Transcribe the records that follow in their entirety, omitting any pictures.

┏━━

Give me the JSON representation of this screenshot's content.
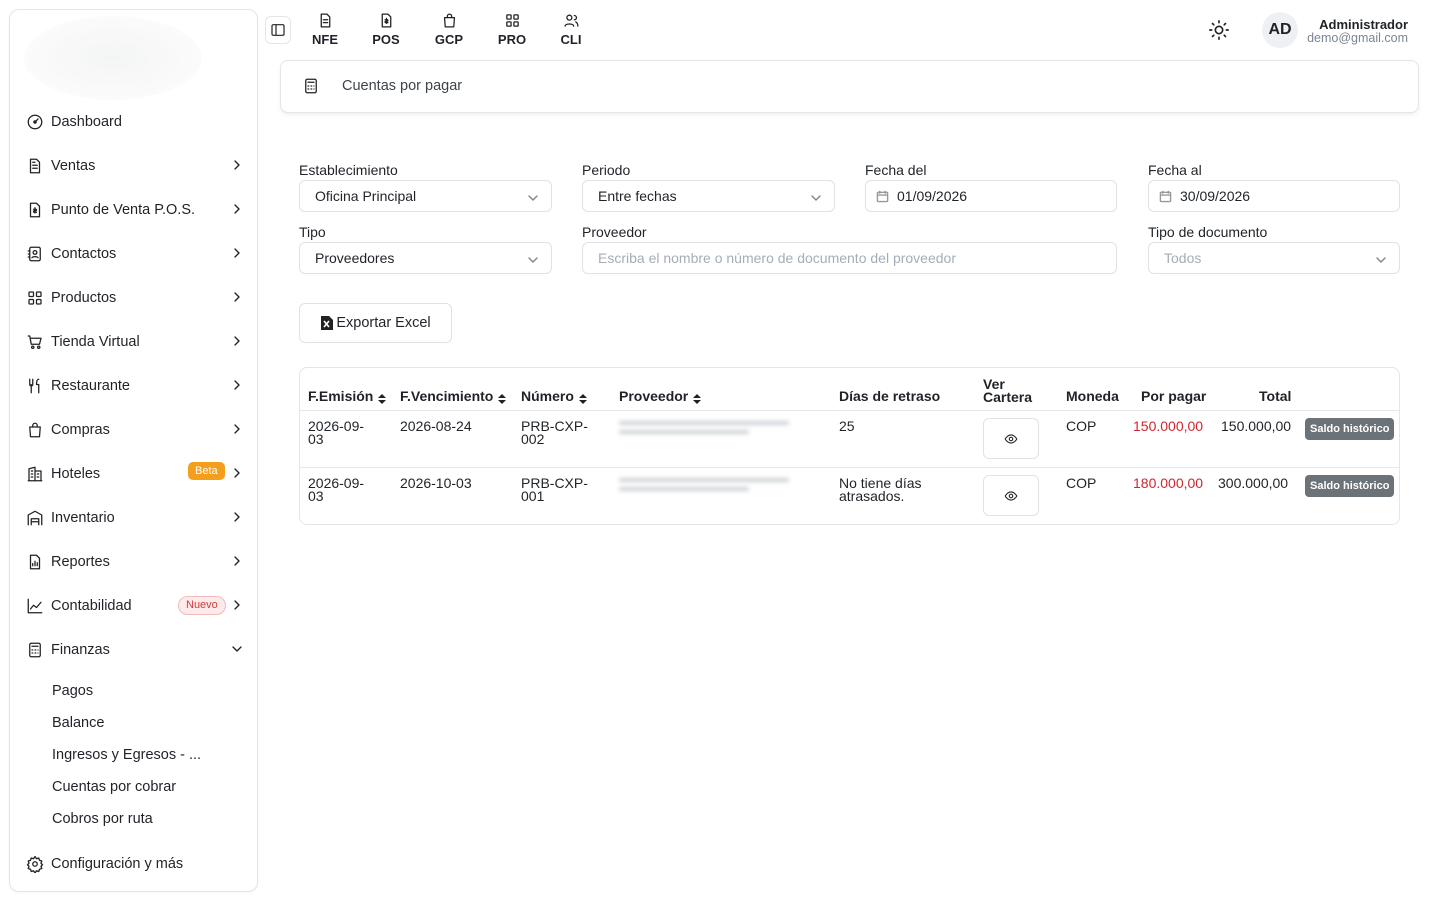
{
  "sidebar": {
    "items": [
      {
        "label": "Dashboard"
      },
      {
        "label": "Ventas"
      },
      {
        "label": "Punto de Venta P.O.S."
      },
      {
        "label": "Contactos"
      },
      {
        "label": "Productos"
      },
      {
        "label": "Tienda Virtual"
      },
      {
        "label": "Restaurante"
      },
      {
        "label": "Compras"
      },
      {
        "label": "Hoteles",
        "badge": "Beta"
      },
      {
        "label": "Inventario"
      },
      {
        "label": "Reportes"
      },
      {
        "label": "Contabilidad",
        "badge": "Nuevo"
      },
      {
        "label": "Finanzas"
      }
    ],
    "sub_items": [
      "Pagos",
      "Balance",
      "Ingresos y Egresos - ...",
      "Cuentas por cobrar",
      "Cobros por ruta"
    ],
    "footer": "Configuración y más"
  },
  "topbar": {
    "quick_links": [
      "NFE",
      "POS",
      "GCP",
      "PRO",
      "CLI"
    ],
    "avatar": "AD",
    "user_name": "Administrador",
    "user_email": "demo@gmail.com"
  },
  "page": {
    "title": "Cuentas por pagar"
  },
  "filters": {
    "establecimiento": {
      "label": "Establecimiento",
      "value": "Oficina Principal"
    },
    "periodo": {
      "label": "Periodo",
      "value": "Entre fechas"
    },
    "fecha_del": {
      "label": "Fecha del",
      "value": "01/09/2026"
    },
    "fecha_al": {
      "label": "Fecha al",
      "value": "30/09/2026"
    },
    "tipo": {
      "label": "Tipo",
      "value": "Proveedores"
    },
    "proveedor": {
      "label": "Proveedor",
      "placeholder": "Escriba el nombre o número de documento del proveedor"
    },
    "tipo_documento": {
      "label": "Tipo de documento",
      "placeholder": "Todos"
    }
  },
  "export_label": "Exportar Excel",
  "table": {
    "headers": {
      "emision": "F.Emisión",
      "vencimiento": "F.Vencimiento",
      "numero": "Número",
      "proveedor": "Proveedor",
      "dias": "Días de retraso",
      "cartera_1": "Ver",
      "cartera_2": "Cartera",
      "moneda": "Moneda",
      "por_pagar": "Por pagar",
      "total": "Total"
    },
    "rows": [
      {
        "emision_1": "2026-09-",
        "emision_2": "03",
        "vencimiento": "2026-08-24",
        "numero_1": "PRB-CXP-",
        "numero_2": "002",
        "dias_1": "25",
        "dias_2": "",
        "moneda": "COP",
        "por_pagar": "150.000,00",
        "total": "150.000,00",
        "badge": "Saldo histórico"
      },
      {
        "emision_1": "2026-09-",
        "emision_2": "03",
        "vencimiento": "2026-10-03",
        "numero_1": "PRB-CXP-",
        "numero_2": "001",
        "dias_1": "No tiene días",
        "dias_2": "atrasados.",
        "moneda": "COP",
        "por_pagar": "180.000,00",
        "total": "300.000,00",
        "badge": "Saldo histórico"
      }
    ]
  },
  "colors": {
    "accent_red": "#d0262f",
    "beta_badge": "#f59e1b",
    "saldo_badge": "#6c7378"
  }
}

┗━━

> **Completed exercise**
Give me the JSON representation of this screenshot's content.
{
  "sidebar": {
    "items": [
      {
        "label": "Dashboard"
      },
      {
        "label": "Ventas"
      },
      {
        "label": "Punto de Venta P.O.S."
      },
      {
        "label": "Contactos"
      },
      {
        "label": "Productos"
      },
      {
        "label": "Tienda Virtual"
      },
      {
        "label": "Restaurante"
      },
      {
        "label": "Compras"
      },
      {
        "label": "Hoteles",
        "badge": "Beta"
      },
      {
        "label": "Inventario"
      },
      {
        "label": "Reportes"
      },
      {
        "label": "Contabilidad",
        "badge": "Nuevo"
      },
      {
        "label": "Finanzas"
      }
    ],
    "sub_items": [
      "Pagos",
      "Balance",
      "Ingresos y Egresos - ...",
      "Cuentas por cobrar",
      "Cobros por ruta"
    ],
    "footer": "Configuración y más"
  },
  "topbar": {
    "quick_links": [
      "NFE",
      "POS",
      "GCP",
      "PRO",
      "CLI"
    ],
    "avatar": "AD",
    "user_name": "Administrador",
    "user_email": "demo@gmail.com"
  },
  "page": {
    "title": "Cuentas por pagar"
  },
  "filters": {
    "establecimiento": {
      "label": "Establecimiento",
      "value": "Oficina Principal"
    },
    "periodo": {
      "label": "Periodo",
      "value": "Entre fechas"
    },
    "fecha_del": {
      "label": "Fecha del",
      "value": "01/09/2026"
    },
    "fecha_al": {
      "label": "Fecha al",
      "value": "30/09/2026"
    },
    "tipo": {
      "label": "Tipo",
      "value": "Proveedores"
    },
    "proveedor": {
      "label": "Proveedor",
      "placeholder": "Escriba el nombre o número de documento del proveedor"
    },
    "tipo_documento": {
      "label": "Tipo de documento",
      "placeholder": "Todos"
    }
  },
  "export_label": "Exportar Excel",
  "table": {
    "headers": {
      "emision": "F.Emisión",
      "vencimiento": "F.Vencimiento",
      "numero": "Número",
      "proveedor": "Proveedor",
      "dias": "Días de retraso",
      "cartera_1": "Ver",
      "cartera_2": "Cartera",
      "moneda": "Moneda",
      "por_pagar": "Por pagar",
      "total": "Total"
    },
    "rows": [
      {
        "emision_1": "2026-09-",
        "emision_2": "03",
        "vencimiento": "2026-08-24",
        "numero_1": "PRB-CXP-",
        "numero_2": "002",
        "dias_1": "25",
        "dias_2": "",
        "moneda": "COP",
        "por_pagar": "150.000,00",
        "total": "150.000,00",
        "badge": "Saldo histórico"
      },
      {
        "emision_1": "2026-09-",
        "emision_2": "03",
        "vencimiento": "2026-10-03",
        "numero_1": "PRB-CXP-",
        "numero_2": "001",
        "dias_1": "No tiene días",
        "dias_2": "atrasados.",
        "moneda": "COP",
        "por_pagar": "180.000,00",
        "total": "300.000,00",
        "badge": "Saldo histórico"
      }
    ]
  },
  "colors": {
    "accent_red": "#d0262f",
    "beta_badge": "#f59e1b",
    "saldo_badge": "#6c7378"
  }
}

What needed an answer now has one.